━━━ Records for this task ━━━
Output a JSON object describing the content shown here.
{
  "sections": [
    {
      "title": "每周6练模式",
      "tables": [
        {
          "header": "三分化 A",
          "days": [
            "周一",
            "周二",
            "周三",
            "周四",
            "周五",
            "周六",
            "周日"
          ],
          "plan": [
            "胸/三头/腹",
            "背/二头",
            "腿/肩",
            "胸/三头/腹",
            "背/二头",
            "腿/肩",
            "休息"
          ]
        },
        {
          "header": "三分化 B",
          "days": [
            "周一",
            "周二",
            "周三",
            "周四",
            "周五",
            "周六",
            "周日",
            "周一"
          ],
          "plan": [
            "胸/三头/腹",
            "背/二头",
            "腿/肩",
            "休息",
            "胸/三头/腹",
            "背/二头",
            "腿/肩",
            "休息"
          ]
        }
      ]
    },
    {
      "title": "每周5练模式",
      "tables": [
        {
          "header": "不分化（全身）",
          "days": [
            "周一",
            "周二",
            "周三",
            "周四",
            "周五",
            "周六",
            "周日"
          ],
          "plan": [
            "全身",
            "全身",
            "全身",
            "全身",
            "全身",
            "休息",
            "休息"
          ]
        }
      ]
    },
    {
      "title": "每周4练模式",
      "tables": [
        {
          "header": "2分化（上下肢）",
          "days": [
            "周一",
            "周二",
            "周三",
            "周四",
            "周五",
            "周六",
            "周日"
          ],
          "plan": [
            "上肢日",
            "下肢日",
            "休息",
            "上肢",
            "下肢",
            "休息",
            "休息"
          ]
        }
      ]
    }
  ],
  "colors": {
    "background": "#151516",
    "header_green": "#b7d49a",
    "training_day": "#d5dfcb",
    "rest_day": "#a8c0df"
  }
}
━━━
▸ **Directive**: Search the records above for the string "title". Copy every line that contains it.

▸ **Final result**:
      "title": "每周6练模式",
      "title": "每周5练模式",
      "title": "每周4练模式",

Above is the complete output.